Report how many lines contain "JSON"; state the number and nothing else.

## PROVIDED DATA
★ ★ ★ ★
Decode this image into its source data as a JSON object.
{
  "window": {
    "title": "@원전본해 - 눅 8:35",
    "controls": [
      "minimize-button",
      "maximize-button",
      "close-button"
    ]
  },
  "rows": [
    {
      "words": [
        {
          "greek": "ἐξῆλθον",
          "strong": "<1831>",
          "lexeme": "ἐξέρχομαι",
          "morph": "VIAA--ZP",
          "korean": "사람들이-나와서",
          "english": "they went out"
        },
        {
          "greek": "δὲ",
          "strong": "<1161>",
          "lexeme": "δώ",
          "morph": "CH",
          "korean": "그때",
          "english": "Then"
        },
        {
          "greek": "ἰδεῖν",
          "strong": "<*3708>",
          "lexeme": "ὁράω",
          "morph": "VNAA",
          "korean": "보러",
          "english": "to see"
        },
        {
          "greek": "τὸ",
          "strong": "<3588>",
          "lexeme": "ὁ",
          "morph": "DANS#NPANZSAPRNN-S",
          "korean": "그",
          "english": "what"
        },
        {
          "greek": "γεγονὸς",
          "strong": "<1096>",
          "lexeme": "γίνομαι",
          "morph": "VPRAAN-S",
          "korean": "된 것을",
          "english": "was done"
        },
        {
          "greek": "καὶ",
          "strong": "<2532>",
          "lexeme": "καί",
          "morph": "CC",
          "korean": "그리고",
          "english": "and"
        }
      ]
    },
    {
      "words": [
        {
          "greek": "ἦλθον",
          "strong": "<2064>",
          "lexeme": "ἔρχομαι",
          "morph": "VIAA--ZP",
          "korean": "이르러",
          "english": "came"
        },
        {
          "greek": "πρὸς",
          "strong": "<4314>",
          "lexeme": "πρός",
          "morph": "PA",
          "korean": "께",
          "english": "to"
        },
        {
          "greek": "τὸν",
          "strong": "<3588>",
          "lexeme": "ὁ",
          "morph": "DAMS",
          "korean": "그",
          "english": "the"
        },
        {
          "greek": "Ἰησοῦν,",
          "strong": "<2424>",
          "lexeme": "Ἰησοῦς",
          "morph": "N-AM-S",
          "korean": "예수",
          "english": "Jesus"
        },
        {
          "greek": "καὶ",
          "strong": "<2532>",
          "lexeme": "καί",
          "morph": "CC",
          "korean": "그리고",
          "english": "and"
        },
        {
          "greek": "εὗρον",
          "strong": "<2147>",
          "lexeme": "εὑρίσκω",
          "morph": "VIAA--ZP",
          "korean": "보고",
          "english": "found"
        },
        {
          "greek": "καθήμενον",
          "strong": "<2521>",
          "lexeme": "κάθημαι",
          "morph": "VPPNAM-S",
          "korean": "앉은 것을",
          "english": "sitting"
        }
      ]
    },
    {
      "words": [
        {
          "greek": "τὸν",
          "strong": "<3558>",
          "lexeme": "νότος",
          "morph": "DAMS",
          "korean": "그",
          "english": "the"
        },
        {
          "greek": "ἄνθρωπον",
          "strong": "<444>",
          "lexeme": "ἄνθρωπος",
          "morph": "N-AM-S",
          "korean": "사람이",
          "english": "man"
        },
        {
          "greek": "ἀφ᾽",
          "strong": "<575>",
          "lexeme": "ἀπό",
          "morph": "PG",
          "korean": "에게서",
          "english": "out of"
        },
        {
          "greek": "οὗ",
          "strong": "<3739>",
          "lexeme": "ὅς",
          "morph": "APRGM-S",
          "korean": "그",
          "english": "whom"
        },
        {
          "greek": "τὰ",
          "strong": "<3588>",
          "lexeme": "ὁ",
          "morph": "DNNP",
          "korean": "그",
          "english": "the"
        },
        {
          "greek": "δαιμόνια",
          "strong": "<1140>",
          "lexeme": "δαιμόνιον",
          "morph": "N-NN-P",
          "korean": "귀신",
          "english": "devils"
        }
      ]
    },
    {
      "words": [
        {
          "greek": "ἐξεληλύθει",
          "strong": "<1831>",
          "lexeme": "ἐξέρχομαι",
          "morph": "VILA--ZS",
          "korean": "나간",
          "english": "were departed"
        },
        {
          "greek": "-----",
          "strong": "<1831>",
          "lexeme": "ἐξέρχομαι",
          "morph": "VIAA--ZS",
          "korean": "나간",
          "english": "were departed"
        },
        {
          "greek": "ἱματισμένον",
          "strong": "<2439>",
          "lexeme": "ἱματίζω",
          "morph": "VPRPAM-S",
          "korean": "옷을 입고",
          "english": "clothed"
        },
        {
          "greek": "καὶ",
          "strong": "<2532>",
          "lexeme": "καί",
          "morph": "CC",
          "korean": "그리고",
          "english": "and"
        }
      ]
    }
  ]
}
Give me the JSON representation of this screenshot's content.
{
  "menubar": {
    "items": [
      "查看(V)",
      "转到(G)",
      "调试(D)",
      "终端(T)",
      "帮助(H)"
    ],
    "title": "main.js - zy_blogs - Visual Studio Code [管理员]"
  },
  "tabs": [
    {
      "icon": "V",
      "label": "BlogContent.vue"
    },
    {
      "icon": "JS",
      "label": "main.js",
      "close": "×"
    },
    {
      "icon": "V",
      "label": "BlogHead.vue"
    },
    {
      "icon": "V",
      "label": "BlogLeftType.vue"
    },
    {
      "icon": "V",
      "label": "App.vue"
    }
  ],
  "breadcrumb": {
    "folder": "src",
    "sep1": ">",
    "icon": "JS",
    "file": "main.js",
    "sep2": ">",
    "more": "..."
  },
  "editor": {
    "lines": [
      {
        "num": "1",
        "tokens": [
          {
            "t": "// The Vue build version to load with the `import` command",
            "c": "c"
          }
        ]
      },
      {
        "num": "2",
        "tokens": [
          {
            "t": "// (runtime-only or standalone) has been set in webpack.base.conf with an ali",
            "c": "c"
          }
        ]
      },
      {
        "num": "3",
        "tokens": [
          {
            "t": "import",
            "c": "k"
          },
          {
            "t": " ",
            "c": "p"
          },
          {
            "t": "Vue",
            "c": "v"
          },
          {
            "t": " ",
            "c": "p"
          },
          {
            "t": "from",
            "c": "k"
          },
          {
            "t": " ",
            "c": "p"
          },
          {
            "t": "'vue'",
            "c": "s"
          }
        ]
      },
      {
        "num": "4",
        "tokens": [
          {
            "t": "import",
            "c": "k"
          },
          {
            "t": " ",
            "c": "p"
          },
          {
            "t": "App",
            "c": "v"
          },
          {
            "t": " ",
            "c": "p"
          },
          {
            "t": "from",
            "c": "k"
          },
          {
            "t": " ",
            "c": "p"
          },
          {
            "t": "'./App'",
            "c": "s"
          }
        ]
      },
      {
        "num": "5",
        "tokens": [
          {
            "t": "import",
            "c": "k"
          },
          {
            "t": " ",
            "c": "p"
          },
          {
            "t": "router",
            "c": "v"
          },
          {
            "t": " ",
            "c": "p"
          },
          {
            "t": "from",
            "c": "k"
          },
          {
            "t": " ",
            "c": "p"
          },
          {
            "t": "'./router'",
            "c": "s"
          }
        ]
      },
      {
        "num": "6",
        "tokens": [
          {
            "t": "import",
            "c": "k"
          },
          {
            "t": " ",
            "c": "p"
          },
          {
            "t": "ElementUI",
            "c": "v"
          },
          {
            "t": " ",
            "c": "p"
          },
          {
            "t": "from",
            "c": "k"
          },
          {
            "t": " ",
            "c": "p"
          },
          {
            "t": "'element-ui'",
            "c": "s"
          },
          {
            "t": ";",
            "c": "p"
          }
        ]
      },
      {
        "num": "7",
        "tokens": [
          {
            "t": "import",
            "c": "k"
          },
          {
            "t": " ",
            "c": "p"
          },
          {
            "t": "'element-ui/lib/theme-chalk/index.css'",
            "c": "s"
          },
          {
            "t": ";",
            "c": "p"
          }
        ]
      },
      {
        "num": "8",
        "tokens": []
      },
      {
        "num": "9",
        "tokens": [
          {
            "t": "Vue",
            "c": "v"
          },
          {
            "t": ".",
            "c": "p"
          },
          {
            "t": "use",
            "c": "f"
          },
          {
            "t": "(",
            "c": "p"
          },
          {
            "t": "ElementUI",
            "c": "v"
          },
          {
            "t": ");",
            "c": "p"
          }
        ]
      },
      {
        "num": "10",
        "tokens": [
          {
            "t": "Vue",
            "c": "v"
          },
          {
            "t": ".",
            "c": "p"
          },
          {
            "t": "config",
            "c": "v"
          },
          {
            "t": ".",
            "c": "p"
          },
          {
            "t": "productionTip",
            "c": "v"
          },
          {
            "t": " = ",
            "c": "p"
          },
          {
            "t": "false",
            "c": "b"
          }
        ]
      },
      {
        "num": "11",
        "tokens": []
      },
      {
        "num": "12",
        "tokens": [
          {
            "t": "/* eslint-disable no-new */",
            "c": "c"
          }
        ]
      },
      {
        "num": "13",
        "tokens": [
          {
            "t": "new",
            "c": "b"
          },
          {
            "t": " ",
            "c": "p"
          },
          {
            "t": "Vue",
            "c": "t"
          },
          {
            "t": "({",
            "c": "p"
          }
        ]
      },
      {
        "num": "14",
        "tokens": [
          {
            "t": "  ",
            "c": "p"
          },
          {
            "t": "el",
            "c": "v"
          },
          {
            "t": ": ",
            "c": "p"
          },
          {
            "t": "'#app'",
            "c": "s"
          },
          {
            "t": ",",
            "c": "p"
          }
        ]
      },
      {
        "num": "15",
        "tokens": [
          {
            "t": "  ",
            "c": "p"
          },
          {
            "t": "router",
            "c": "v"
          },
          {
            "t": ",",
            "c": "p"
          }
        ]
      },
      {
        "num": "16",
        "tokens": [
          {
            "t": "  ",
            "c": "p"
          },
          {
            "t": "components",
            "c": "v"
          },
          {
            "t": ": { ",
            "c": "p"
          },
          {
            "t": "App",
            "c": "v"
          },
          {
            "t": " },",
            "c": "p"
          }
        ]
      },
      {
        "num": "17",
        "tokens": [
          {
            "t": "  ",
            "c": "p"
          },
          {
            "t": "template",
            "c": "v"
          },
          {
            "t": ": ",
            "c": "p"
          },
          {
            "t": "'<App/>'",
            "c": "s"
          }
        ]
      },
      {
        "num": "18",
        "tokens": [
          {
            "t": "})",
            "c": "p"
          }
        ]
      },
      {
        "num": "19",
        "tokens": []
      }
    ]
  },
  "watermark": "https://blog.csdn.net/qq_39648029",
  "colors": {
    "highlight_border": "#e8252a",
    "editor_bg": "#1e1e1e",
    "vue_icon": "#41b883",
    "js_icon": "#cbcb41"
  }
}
★ ★ ★ ★
## COMPLETE RESPONSE
2